Pull every line containing "this" out of the material below.

▼

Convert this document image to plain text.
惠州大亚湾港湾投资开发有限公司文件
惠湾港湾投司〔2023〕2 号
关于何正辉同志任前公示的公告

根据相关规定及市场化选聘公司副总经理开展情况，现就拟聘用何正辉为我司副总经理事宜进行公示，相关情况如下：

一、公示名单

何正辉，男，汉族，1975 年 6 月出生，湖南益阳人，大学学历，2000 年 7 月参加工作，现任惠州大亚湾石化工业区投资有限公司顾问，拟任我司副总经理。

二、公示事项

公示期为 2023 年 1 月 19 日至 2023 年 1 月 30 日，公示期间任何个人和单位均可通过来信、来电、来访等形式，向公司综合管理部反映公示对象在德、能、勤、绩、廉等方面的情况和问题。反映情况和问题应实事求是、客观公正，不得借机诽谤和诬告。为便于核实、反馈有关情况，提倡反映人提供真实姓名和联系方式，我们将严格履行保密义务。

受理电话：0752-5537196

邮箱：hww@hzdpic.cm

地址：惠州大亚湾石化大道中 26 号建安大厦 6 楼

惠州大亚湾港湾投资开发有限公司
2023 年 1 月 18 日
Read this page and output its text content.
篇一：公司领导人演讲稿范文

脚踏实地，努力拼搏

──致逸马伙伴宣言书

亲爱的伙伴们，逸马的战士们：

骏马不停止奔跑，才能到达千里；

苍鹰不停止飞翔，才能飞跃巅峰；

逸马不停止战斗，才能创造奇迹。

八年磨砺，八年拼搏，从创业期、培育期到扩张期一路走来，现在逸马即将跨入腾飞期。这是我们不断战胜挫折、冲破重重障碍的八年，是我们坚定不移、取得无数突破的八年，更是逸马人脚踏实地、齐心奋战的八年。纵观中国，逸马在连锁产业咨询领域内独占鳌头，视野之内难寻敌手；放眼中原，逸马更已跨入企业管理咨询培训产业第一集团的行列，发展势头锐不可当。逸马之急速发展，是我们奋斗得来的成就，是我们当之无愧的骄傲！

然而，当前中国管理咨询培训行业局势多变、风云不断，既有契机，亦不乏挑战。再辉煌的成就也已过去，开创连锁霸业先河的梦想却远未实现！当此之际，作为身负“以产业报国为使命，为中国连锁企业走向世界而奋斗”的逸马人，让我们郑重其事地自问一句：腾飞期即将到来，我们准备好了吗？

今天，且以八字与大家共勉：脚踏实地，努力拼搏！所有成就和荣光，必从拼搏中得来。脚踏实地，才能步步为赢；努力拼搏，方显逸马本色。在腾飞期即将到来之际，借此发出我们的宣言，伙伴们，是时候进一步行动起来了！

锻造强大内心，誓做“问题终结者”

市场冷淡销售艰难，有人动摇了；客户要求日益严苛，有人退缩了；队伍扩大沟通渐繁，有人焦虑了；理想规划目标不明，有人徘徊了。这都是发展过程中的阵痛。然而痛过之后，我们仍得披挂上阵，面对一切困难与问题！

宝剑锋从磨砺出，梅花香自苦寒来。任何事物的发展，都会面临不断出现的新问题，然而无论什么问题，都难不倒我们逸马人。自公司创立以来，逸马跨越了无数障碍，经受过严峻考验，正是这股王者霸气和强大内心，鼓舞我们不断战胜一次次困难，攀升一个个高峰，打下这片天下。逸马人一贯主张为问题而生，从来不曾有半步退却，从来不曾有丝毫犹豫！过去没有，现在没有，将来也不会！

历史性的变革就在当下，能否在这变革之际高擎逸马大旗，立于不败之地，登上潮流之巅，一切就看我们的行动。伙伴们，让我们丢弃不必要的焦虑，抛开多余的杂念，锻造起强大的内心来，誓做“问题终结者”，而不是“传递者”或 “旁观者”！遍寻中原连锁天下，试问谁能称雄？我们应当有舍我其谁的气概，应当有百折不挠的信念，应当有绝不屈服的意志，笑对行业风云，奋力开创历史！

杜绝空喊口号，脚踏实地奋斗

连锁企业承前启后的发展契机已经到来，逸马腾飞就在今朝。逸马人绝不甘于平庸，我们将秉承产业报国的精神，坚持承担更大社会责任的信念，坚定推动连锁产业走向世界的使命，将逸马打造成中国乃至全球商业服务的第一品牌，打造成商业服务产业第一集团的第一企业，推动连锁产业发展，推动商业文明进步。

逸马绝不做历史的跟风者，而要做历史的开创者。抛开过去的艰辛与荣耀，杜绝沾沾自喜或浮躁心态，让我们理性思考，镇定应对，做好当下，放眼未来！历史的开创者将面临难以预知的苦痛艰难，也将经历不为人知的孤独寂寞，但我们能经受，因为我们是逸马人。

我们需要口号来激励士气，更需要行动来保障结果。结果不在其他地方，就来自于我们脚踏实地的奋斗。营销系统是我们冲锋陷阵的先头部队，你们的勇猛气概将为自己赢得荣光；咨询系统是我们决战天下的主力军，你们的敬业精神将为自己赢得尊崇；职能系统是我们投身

▲

- _Exercise output_:
Convert this document image to plain text.
Read this page and output its text content.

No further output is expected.